▶ _Exercise directions_: Your task is to repeat the entries exactly. Leave the pictures out.

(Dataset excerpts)

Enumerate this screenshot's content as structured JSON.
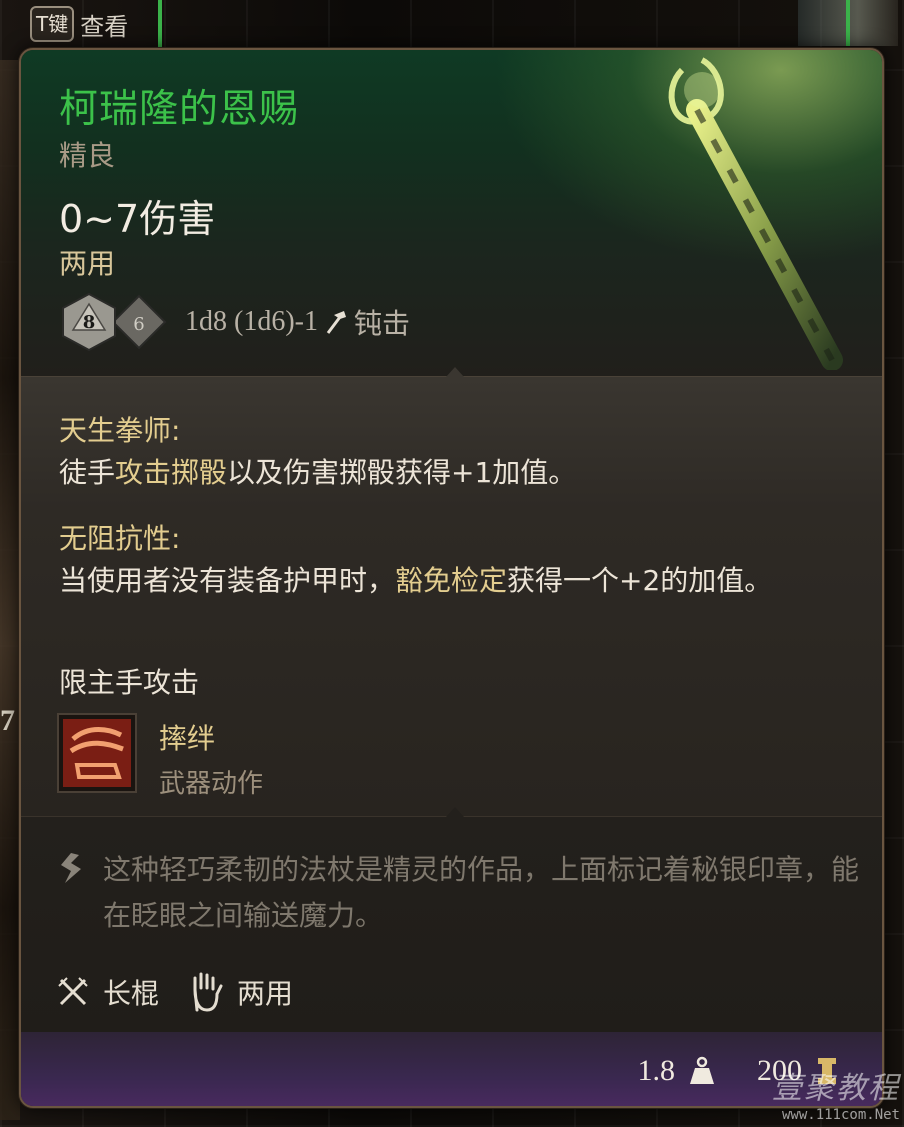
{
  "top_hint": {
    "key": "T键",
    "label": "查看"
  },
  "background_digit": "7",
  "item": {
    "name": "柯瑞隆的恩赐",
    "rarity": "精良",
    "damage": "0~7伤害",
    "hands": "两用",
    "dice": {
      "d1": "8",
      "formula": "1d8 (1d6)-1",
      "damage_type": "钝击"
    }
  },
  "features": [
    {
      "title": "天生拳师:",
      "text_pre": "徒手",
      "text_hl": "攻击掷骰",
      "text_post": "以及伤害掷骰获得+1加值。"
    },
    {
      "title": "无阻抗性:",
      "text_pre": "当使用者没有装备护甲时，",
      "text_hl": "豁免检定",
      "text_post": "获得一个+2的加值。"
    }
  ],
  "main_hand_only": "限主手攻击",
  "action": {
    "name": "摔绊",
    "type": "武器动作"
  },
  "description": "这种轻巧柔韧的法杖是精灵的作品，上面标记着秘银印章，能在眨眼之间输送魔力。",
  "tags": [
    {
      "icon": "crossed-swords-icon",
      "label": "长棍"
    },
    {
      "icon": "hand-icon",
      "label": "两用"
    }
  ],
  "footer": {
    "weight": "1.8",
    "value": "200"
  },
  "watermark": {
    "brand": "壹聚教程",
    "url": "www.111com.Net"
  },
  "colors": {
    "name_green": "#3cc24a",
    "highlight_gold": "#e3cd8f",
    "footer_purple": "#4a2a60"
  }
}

▶ _Worked answer_:
Enumerate this screenshot's content as structured JSON.
{
  "top_hint": {
    "key": "T键",
    "label": "查看"
  },
  "background_digit": "7",
  "item": {
    "name": "柯瑞隆的恩赐",
    "rarity": "精良",
    "damage": "0~7伤害",
    "hands": "两用",
    "dice": {
      "d1": "8",
      "formula": "1d8 (1d6)-1",
      "damage_type": "钝击"
    }
  },
  "features": [
    {
      "title": "天生拳师:",
      "text_pre": "徒手",
      "text_hl": "攻击掷骰",
      "text_post": "以及伤害掷骰获得+1加值。"
    },
    {
      "title": "无阻抗性:",
      "text_pre": "当使用者没有装备护甲时，",
      "text_hl": "豁免检定",
      "text_post": "获得一个+2的加值。"
    }
  ],
  "main_hand_only": "限主手攻击",
  "action": {
    "name": "摔绊",
    "type": "武器动作"
  },
  "description": "这种轻巧柔韧的法杖是精灵的作品，上面标记着秘银印章，能在眨眼之间输送魔力。",
  "tags": [
    {
      "icon": "crossed-swords-icon",
      "label": "长棍"
    },
    {
      "icon": "hand-icon",
      "label": "两用"
    }
  ],
  "footer": {
    "weight": "1.8",
    "value": "200"
  },
  "watermark": {
    "brand": "壹聚教程",
    "url": "www.111com.Net"
  },
  "colors": {
    "name_green": "#3cc24a",
    "highlight_gold": "#e3cd8f",
    "footer_purple": "#4a2a60"
  }
}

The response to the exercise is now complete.